Work item: Filter the entries down to the lines holding "även", then copy those lines.
====== Extracted material
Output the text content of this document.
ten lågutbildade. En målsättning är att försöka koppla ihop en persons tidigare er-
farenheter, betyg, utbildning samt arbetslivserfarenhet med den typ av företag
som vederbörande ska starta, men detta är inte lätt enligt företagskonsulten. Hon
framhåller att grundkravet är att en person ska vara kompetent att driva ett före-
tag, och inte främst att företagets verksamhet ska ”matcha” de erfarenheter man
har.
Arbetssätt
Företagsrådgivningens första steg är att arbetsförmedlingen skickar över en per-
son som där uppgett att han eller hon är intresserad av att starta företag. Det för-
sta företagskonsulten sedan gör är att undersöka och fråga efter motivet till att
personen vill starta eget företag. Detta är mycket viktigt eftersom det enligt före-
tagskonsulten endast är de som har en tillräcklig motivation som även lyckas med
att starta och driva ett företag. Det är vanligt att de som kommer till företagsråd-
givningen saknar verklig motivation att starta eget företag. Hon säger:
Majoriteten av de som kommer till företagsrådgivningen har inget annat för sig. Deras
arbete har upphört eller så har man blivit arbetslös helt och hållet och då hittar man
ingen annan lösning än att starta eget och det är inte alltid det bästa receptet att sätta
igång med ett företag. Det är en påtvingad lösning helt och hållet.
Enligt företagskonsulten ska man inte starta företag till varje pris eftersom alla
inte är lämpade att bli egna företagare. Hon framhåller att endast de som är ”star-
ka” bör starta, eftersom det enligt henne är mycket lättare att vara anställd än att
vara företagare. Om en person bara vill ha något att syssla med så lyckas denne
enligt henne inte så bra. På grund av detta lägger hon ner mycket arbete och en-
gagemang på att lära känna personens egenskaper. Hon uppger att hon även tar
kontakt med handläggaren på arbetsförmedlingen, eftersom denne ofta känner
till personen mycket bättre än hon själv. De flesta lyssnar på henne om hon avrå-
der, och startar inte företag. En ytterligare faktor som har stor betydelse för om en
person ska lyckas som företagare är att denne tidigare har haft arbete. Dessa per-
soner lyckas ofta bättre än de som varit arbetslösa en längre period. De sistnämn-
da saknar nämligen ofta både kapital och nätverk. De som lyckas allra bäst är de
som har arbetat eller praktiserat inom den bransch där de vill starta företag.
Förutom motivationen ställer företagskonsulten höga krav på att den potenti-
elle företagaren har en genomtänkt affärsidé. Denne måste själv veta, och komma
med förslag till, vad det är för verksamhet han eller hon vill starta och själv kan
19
============
====== Extracted material
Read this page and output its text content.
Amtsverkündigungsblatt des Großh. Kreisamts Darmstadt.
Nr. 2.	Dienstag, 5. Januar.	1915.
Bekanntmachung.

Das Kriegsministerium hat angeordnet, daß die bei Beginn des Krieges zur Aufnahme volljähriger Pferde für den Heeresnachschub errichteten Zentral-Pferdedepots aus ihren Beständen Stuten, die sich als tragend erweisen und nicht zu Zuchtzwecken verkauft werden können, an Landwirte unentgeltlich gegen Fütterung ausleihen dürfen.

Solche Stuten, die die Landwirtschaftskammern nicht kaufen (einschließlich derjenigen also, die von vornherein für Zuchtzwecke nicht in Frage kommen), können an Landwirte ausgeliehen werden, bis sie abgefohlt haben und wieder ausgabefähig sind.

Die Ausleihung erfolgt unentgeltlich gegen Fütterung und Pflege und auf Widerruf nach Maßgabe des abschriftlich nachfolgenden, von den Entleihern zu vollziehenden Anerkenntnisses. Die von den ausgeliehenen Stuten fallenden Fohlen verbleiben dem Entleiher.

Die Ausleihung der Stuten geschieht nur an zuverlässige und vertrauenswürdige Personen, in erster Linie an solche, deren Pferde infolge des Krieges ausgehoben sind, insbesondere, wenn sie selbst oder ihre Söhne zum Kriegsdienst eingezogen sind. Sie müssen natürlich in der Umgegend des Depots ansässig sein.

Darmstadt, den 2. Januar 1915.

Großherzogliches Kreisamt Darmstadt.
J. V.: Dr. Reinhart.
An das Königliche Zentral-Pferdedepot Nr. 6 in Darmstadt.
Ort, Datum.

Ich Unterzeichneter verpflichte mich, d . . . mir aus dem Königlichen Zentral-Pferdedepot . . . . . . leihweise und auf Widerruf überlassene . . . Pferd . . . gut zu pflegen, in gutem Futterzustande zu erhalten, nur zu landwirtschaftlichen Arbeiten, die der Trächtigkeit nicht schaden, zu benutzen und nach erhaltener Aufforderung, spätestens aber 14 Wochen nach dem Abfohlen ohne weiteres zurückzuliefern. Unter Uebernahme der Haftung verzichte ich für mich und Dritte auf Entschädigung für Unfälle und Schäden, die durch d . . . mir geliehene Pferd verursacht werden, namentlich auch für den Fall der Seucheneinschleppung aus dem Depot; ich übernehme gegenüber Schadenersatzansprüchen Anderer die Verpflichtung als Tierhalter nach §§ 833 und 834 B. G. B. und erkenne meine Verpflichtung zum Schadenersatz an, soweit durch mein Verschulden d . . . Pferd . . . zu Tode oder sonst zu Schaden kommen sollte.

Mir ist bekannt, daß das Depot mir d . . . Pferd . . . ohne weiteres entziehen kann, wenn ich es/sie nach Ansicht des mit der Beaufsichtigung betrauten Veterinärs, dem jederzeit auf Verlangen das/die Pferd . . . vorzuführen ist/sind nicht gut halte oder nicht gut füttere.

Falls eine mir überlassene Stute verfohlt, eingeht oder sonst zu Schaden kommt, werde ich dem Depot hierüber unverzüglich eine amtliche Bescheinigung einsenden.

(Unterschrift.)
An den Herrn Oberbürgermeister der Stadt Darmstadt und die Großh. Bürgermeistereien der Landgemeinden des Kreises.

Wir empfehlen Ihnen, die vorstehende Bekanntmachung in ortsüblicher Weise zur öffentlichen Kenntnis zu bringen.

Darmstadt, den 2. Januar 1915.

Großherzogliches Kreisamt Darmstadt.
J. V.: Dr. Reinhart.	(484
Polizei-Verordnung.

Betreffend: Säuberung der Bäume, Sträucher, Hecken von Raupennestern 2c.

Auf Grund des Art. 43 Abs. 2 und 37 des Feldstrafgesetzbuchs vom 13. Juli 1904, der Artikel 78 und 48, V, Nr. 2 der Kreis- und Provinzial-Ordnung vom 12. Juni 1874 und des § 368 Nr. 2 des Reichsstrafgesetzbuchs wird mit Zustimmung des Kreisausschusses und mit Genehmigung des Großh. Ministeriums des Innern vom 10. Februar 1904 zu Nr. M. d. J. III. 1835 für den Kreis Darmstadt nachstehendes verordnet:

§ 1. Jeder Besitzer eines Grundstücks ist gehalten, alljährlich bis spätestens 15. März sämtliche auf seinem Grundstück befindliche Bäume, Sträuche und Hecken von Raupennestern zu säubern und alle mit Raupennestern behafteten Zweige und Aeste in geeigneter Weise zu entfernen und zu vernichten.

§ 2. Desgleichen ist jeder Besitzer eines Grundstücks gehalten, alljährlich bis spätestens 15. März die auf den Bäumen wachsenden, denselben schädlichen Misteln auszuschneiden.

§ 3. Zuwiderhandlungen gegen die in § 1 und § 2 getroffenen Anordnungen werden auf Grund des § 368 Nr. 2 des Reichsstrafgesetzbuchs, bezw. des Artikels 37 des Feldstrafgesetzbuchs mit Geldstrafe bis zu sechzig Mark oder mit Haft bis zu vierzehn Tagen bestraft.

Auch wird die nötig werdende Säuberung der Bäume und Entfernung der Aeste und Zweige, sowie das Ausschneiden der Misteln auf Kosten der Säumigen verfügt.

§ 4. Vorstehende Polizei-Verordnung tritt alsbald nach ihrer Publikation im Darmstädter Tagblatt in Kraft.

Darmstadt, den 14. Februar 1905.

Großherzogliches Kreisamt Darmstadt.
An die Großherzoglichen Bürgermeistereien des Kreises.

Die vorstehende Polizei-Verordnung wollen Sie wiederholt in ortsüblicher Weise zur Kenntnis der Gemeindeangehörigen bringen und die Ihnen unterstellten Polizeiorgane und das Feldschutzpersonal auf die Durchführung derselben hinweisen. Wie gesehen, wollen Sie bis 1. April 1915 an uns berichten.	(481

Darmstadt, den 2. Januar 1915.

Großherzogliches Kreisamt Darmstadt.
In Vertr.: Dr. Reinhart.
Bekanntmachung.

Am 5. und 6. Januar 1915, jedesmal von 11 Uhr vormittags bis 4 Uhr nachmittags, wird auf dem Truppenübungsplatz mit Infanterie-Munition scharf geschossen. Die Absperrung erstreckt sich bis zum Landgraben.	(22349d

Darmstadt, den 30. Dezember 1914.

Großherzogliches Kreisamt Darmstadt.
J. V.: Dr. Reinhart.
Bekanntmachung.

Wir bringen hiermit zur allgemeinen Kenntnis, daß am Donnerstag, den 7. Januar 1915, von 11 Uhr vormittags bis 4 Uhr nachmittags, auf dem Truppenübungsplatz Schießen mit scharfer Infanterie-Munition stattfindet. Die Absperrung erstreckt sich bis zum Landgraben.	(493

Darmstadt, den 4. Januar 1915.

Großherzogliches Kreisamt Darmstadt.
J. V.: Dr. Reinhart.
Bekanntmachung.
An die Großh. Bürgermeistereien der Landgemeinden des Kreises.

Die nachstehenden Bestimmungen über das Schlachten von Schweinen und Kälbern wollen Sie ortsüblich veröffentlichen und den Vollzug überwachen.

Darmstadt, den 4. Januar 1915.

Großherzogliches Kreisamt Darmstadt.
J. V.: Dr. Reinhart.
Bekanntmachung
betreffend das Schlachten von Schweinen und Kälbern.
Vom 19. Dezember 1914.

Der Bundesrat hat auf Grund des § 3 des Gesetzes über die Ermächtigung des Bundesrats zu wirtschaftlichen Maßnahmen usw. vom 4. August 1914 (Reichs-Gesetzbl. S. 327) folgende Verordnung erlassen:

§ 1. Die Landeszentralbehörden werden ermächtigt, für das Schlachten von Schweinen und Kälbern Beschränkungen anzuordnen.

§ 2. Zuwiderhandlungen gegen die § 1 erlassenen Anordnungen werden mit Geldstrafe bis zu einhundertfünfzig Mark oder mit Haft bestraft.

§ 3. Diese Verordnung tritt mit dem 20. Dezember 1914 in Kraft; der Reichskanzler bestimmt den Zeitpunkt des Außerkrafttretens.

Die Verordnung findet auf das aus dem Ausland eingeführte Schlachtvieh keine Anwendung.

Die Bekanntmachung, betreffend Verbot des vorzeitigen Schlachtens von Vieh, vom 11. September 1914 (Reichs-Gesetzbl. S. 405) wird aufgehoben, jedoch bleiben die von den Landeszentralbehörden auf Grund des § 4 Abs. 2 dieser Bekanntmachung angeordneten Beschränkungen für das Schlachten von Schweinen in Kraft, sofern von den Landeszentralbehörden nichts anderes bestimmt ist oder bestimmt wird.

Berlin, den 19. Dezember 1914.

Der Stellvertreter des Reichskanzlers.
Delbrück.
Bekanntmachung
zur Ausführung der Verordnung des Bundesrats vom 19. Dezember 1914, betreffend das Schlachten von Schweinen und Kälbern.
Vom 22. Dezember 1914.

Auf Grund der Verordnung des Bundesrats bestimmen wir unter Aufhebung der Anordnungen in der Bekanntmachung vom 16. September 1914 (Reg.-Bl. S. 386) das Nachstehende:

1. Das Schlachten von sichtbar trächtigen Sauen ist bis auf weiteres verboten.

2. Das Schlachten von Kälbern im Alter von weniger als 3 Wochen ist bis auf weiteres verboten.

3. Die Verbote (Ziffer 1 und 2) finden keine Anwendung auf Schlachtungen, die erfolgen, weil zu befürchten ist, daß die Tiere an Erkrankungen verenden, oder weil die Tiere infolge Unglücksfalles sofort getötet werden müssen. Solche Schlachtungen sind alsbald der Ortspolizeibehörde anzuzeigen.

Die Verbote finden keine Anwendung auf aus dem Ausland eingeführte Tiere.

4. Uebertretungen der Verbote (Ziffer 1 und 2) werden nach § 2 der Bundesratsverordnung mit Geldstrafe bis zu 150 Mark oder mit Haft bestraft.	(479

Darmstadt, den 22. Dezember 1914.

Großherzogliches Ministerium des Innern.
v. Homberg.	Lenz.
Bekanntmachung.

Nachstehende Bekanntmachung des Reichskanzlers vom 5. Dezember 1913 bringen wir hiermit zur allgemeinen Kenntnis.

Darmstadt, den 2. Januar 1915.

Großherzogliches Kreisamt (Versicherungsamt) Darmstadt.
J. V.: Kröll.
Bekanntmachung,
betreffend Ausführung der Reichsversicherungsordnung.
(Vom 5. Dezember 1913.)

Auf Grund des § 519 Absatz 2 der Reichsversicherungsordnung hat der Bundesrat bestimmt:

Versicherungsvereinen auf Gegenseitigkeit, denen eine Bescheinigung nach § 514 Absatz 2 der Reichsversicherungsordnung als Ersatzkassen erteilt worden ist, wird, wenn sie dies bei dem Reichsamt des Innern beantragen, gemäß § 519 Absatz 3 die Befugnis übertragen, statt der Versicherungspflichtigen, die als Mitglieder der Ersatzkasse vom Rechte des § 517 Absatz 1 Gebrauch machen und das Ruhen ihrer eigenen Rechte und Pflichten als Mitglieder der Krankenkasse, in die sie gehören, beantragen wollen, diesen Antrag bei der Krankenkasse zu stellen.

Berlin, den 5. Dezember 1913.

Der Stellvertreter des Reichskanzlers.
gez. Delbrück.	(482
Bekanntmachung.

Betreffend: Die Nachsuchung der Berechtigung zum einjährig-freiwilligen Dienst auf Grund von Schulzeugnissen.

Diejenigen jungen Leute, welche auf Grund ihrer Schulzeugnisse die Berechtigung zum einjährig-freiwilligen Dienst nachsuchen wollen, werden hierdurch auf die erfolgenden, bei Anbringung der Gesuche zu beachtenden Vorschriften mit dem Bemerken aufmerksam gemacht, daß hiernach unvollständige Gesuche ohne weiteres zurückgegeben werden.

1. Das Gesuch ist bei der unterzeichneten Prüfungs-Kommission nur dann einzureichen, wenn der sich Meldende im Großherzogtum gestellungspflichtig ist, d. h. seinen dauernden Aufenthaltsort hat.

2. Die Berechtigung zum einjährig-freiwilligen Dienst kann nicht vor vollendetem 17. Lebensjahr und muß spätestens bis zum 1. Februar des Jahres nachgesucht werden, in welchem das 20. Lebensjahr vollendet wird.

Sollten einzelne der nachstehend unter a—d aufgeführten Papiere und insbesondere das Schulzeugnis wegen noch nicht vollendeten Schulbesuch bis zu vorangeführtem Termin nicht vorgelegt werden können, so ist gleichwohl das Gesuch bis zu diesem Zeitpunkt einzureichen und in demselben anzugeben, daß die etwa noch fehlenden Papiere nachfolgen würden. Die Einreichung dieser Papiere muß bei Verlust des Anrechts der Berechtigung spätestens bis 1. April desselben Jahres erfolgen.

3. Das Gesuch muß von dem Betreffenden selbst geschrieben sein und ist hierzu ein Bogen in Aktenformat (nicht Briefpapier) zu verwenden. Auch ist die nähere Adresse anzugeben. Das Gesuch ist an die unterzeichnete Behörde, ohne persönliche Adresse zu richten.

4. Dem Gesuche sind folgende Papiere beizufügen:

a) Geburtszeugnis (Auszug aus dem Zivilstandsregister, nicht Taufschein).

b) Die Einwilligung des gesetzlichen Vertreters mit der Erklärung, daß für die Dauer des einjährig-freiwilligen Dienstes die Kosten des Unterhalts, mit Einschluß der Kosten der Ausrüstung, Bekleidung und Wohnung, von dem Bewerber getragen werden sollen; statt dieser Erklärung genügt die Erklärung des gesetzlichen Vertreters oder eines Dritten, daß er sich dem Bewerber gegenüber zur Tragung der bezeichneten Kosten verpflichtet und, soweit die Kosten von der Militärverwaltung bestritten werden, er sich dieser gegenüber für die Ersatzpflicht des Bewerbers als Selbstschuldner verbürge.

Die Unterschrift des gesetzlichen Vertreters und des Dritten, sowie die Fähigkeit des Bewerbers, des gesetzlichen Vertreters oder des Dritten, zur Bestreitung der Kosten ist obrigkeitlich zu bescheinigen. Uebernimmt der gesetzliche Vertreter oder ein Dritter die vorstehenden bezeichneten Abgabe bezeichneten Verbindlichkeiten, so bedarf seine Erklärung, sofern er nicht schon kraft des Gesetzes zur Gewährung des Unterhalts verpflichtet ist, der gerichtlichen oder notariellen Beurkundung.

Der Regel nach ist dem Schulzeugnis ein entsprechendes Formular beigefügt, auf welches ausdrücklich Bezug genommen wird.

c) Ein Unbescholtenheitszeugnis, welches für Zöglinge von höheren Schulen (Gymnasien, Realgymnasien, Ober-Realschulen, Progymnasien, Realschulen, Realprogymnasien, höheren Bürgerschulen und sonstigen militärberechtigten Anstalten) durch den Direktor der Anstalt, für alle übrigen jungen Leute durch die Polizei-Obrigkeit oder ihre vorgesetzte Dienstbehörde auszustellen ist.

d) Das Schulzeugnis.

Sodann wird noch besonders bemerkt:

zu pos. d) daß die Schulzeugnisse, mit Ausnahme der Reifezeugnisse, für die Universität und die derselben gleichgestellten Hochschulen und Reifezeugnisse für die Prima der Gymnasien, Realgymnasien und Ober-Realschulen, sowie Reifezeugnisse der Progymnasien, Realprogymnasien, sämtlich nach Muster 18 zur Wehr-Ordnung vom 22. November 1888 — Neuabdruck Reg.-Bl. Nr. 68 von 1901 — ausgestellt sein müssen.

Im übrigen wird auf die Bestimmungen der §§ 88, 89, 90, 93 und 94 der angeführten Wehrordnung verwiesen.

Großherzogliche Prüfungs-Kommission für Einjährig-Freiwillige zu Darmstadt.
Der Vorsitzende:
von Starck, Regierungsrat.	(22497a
============
Solution to this problem:
tagskonsulten endast är de som har en tillräcklig motivation som även lyckas med
gagemang på att lära känna personens egenskaper. Hon uppger att hon även tar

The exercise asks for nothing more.